Convert every line of the items below into a Markdown table with the columns Row and Line. Number each row and leave out blank lines.

___ Stored rows

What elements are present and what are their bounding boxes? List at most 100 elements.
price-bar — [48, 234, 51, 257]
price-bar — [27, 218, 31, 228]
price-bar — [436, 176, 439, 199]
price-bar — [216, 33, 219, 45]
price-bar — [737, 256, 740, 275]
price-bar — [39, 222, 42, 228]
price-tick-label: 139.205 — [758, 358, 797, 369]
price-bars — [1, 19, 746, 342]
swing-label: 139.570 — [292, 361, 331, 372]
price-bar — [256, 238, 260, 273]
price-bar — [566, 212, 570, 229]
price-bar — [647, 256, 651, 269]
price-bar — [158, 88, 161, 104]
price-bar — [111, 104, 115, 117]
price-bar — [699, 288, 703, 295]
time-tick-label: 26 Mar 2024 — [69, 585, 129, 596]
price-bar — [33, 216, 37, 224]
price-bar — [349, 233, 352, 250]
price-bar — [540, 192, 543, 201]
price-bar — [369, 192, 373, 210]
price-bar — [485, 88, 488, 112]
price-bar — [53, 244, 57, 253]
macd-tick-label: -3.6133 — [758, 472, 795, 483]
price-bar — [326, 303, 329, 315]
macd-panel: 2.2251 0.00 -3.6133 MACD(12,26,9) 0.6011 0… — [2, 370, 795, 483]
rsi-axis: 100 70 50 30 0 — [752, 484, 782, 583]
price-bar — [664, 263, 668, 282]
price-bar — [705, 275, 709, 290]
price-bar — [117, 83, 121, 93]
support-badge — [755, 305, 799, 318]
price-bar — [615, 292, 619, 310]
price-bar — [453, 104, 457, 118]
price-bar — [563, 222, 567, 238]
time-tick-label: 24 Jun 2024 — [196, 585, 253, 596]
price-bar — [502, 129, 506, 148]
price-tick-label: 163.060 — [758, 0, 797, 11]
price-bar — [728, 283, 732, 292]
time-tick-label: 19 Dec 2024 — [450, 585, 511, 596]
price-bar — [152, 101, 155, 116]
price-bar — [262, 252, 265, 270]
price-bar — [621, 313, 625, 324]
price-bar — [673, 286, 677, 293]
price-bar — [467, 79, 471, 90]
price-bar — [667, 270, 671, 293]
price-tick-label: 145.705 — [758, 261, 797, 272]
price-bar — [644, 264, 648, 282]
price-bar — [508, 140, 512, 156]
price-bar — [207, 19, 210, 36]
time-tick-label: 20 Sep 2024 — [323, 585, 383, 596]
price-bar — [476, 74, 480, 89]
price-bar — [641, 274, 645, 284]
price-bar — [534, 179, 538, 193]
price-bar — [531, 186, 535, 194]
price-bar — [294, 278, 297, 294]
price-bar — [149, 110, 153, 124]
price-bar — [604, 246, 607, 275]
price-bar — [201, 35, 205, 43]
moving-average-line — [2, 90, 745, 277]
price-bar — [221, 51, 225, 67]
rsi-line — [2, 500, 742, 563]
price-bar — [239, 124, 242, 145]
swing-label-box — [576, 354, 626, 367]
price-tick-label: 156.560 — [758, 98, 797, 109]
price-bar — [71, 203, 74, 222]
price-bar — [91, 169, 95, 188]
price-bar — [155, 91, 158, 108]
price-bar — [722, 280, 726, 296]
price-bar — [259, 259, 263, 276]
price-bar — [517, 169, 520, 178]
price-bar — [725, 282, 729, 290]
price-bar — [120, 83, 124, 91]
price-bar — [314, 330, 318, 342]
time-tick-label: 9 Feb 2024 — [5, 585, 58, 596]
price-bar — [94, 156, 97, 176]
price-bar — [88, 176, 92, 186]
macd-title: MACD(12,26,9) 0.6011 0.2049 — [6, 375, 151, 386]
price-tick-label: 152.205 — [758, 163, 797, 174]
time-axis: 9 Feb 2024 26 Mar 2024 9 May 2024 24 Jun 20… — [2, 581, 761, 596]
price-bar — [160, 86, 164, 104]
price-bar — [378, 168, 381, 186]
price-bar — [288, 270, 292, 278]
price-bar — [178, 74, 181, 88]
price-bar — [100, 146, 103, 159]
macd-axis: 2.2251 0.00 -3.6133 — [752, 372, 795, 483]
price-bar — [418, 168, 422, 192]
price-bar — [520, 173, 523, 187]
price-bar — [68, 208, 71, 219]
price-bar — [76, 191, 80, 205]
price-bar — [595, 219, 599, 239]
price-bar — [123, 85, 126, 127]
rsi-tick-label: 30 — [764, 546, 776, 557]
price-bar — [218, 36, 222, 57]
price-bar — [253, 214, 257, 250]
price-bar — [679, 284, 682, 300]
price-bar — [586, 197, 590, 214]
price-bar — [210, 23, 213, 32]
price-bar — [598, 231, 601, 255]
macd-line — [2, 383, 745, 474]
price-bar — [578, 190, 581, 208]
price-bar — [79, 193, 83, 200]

______

Exercise answer:
| Row | Line |
|---|---|
| 1 | What elements are present and what are their bounding boxes? List at most 100 elements. |
| 2 | price-bar — [48, 234, 51, 257] |
| 3 | price-bar — [27, 218, 31, 228] |
| 4 | price-bar — [436, 176, 439, 199] |
| 5 | price-bar — [216, 33, 219, 45] |
| 6 | price-bar — [737, 256, 740, 275] |
| 7 | price-bar — [39, 222, 42, 228] |
| 8 | price-tick-label: 139.205 — [758, 358, 797, 369] |
| 9 | price-bars — [1, 19, 746, 342] |
| 10 | swing-label: 139.570 — [292, 361, 331, 372] |
| 11 | price-bar — [256, 238, 260, 273] |
| 12 | price-bar — [566, 212, 570, 229] |
| 13 | price-bar — [647, 256, 651, 269] |
| 14 | price-bar — [158, 88, 161, 104] |
| 15 | price-bar — [111, 104, 115, 117] |
| 16 | price-bar — [699, 288, 703, 295] |
| 17 | time-tick-label: 26 Mar 2024 — [69, 585, 129, 596] |
| 18 | price-bar — [33, 216, 37, 224] |
| 19 | price-bar — [349, 233, 352, 250] |
| 20 | price-bar — [540, 192, 543, 201] |
| 21 | price-bar — [369, 192, 373, 210] |
| 22 | price-bar — [485, 88, 488, 112] |
| 23 | price-bar — [53, 244, 57, 253] |
| 24 | macd-tick-label: -3.6133 — [758, 472, 795, 483] |
| 25 | price-bar — [326, 303, 329, 315] |
| 26 | macd-panel: 2.2251 0.00 -3.6133 MACD(12,26,9) 0.6011 0… — [2, 370, 795, 483] |
| 27 | rsi-axis: 100 70 50 30 0 — [752, 484, 782, 583] |
| 28 | price-bar — [664, 263, 668, 282] |
| 29 | price-bar — [705, 275, 709, 290] |
| 30 | price-bar — [117, 83, 121, 93] |
| 31 | support-badge — [755, 305, 799, 318] |
| 32 | price-bar — [615, 292, 619, 310] |
| 33 | price-bar — [453, 104, 457, 118] |
| 34 | price-bar — [563, 222, 567, 238] |
| 35 | time-tick-label: 24 Jun 2024 — [196, 585, 253, 596] |
| 36 | price-bar — [502, 129, 506, 148] |
| 37 | price-tick-label: 163.060 — [758, 0, 797, 11] |
| 38 | price-bar — [728, 283, 732, 292] |
| 39 | time-tick-label: 19 Dec 2024 — [450, 585, 511, 596] |
| 40 | price-bar — [152, 101, 155, 116] |
| 41 | price-bar — [262, 252, 265, 270] |
| 42 | price-bar — [621, 313, 625, 324] |
| 43 | price-bar — [673, 286, 677, 293] |
| 44 | price-bar — [467, 79, 471, 90] |
| 45 | price-bar — [667, 270, 671, 293] |
| 46 | price-tick-label: 145.705 — [758, 261, 797, 272] |
| 47 | price-bar — [644, 264, 648, 282] |
| 48 | price-bar — [508, 140, 512, 156] |
| 49 | price-bar — [207, 19, 210, 36] |
| 50 | time-tick-label: 20 Sep 2024 — [323, 585, 383, 596] |
| 51 | price-bar — [476, 74, 480, 89] |
| 52 | price-bar — [641, 274, 645, 284] |
| 53 | price-bar — [534, 179, 538, 193] |
| 54 | price-bar — [531, 186, 535, 194] |
| 55 | price-bar — [294, 278, 297, 294] |
| 56 | price-bar — [149, 110, 153, 124] |
| 57 | price-bar — [604, 246, 607, 275] |
| 58 | price-bar — [201, 35, 205, 43] |
| 59 | moving-average-line — [2, 90, 745, 277] |
| 60 | price-bar — [221, 51, 225, 67] |
| 61 | rsi-line — [2, 500, 742, 563] |
| 62 | price-bar — [239, 124, 242, 145] |
| 63 | swing-label-box — [576, 354, 626, 367] |
| 64 | price-tick-label: 156.560 — [758, 98, 797, 109] |
| 65 | price-bar — [71, 203, 74, 222] |
| 66 | price-bar — [91, 169, 95, 188] |
| 67 | price-bar — [155, 91, 158, 108] |
| 68 | price-bar — [722, 280, 726, 296] |
| 69 | price-bar — [259, 259, 263, 276] |
| 70 | price-bar — [517, 169, 520, 178] |
| 71 | price-bar — [725, 282, 729, 290] |
| 72 | price-bar — [120, 83, 124, 91] |
| 73 | price-bar — [314, 330, 318, 342] |
| 74 | time-tick-label: 9 Feb 2024 — [5, 585, 58, 596] |
| 75 | price-bar — [94, 156, 97, 176] |
| 76 | price-bar — [88, 176, 92, 186] |
| 77 | macd-title: MACD(12,26,9) 0.6011 0.2049 — [6, 375, 151, 386] |
| 78 | price-tick-label: 152.205 — [758, 163, 797, 174] |
| 79 | time-axis: 9 Feb 2024 26 Mar 2024 9 May 2024 24 Jun 20… — [2, 581, 761, 596] |
| 80 | price-bar — [160, 86, 164, 104] |
| 81 | price-bar — [378, 168, 381, 186] |
| 82 | price-bar — [288, 270, 292, 278] |
| 83 | price-bar — [178, 74, 181, 88] |
| 84 | price-bar — [100, 146, 103, 159] |
| 85 | macd-axis: 2.2251 0.00 -3.6133 — [752, 372, 795, 483] |
| 86 | price-bar — [418, 168, 422, 192] |
| 87 | price-bar — [520, 173, 523, 187] |
| 88 | price-bar — [68, 208, 71, 219] |
| 89 | price-bar — [76, 191, 80, 205] |
| 90 | price-bar — [595, 219, 599, 239] |
| 91 | price-bar — [123, 85, 126, 127] |
| 92 | rsi-tick-label: 30 — [764, 546, 776, 557] |
| 93 | price-bar — [218, 36, 222, 57] |
| 94 | price-bar — [253, 214, 257, 250] |
| 95 | price-bar — [679, 284, 682, 300] |
| 96 | price-bar — [586, 197, 590, 214] |
| 97 | price-bar — [210, 23, 213, 32] |
| 98 | price-bar — [598, 231, 601, 255] |
| 99 | macd-line — [2, 383, 745, 474] |
| 100 | price-bar — [578, 190, 581, 208] |
| 101 | price-bar — [79, 193, 83, 200] |